*** Data for the task

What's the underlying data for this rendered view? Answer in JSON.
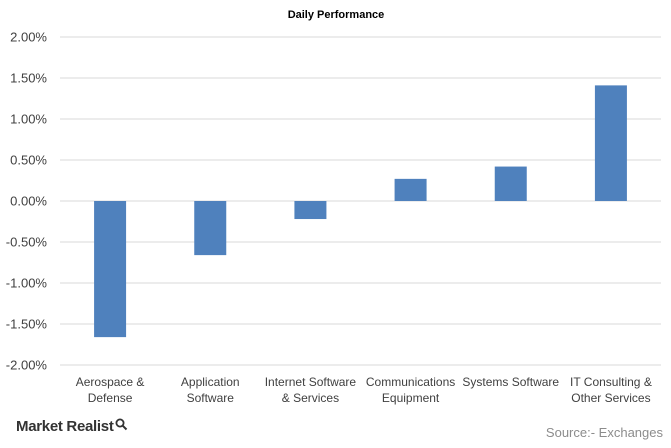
{
  "chart_data": {
    "type": "bar",
    "title": "Daily Performance",
    "categories": [
      [
        "Aerospace &",
        "Defense"
      ],
      [
        "Application",
        "Software"
      ],
      [
        "Internet Software",
        "& Services"
      ],
      [
        "Communications",
        "Equipment"
      ],
      [
        "Systems Software"
      ],
      [
        "IT Consulting &",
        "Other Services"
      ]
    ],
    "values": [
      -1.66,
      -0.66,
      -0.22,
      0.27,
      0.42,
      1.41
    ],
    "ylim": [
      -2.0,
      2.0
    ],
    "yticks": [
      "2.00%",
      "1.50%",
      "1.00%",
      "0.50%",
      "0.00%",
      "-0.50%",
      "-1.00%",
      "-1.50%",
      "-2.00%"
    ],
    "xlabel": "",
    "ylabel": "",
    "grid": true,
    "bar_color": "#4f81bd",
    "grid_color": "#d9d9d9"
  },
  "footer": {
    "brand": "Market Realist",
    "brand_icon": "magnifier-icon",
    "source": "Source:- Exchanges"
  }
}
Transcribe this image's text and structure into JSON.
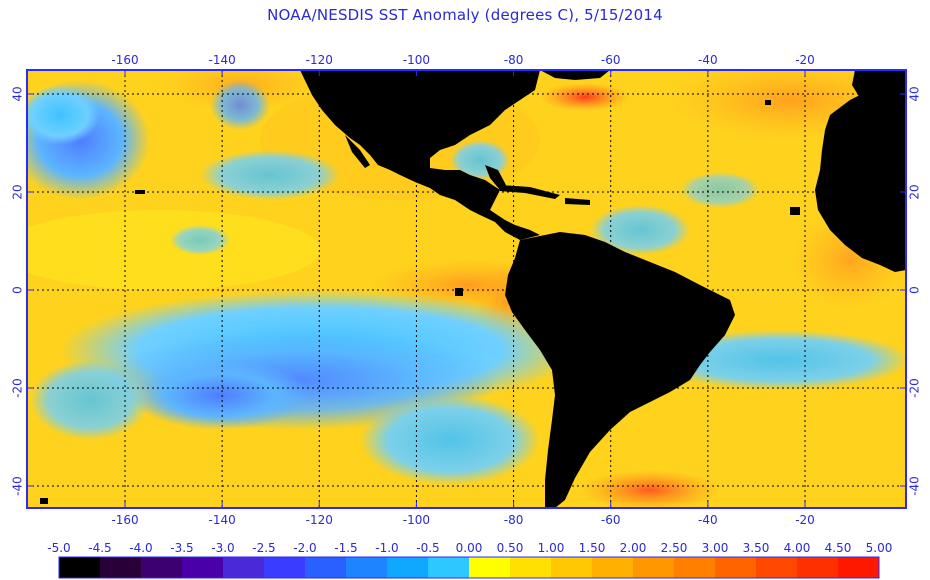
{
  "title": "NOAA/NESDIS SST Anomaly (degrees C), 5/15/2014",
  "axes": {
    "lon_ticks": [
      "-160",
      "-140",
      "-120",
      "-100",
      "-80",
      "-60",
      "-40",
      "-20"
    ],
    "lat_ticks": [
      "40",
      "20",
      "0",
      "-20",
      "-40"
    ]
  },
  "legend": {
    "labels": [
      "-5.0",
      "-4.5",
      "-4.0",
      "-3.5",
      "-3.0",
      "-2.5",
      "-2.0",
      "-1.5",
      "-1.0",
      "-0.5",
      "0.00",
      "0.50",
      "1.00",
      "1.50",
      "2.00",
      "2.50",
      "3.00",
      "3.50",
      "4.00",
      "4.50",
      "5.00"
    ],
    "colors": [
      "#000000",
      "#2a0038",
      "#3c0070",
      "#4a00a8",
      "#4a2ad8",
      "#3a3cff",
      "#2a60ff",
      "#1e84ff",
      "#10a8ff",
      "#2cc8ff",
      "#ffff00",
      "#ffe000",
      "#ffc800",
      "#ffb000",
      "#ff9800",
      "#ff8000",
      "#ff6400",
      "#ff4800",
      "#ff3000",
      "#ff1800"
    ]
  },
  "colors": {
    "land": "#000000",
    "ocean_base": "#ffd21e",
    "frame": "#2a2aff",
    "grid": "#000000"
  }
}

******

## Objective
Print each line of the material above exactly, with the pictures removed from your copy.

## Finished task
What's the underlying data for this rendered view? Answer in JSON.
{
  "chart_data": {
    "type": "bar",
    "title": "Daily Performance",
    "categories": [
      [
        "Aerospace &",
        "Defense"
      ],
      [
        "Application",
        "Software"
      ],
      [
        "Internet Software",
        "& Services"
      ],
      [
        "Communications",
        "Equipment"
      ],
      [
        "Systems Software"
      ],
      [
        "IT Consulting &",
        "Other Services"
      ]
    ],
    "values": [
      -1.66,
      -0.66,
      -0.22,
      0.27,
      0.42,
      1.41
    ],
    "ylim": [
      -2.0,
      2.0
    ],
    "yticks": [
      "2.00%",
      "1.50%",
      "1.00%",
      "0.50%",
      "0.00%",
      "-0.50%",
      "-1.00%",
      "-1.50%",
      "-2.00%"
    ],
    "xlabel": "",
    "ylabel": "",
    "grid": true,
    "bar_color": "#4f81bd",
    "grid_color": "#d9d9d9"
  },
  "footer": {
    "brand": "Market Realist",
    "brand_icon": "magnifier-icon",
    "source": "Source:- Exchanges"
  }
}
Transcribe this image's text and structure into JSON.
{
  "title": "NOAA/NESDIS SST Anomaly (degrees C), 5/15/2014",
  "axes": {
    "lon_ticks": [
      "-160",
      "-140",
      "-120",
      "-100",
      "-80",
      "-60",
      "-40",
      "-20"
    ],
    "lat_ticks": [
      "40",
      "20",
      "0",
      "-20",
      "-40"
    ]
  },
  "legend": {
    "labels": [
      "-5.0",
      "-4.5",
      "-4.0",
      "-3.5",
      "-3.0",
      "-2.5",
      "-2.0",
      "-1.5",
      "-1.0",
      "-0.5",
      "0.00",
      "0.50",
      "1.00",
      "1.50",
      "2.00",
      "2.50",
      "3.00",
      "3.50",
      "4.00",
      "4.50",
      "5.00"
    ],
    "colors": [
      "#000000",
      "#2a0038",
      "#3c0070",
      "#4a00a8",
      "#4a2ad8",
      "#3a3cff",
      "#2a60ff",
      "#1e84ff",
      "#10a8ff",
      "#2cc8ff",
      "#ffff00",
      "#ffe000",
      "#ffc800",
      "#ffb000",
      "#ff9800",
      "#ff8000",
      "#ff6400",
      "#ff4800",
      "#ff3000",
      "#ff1800"
    ]
  },
  "colors": {
    "land": "#000000",
    "ocean_base": "#ffd21e",
    "frame": "#2a2aff",
    "grid": "#000000"
  }
}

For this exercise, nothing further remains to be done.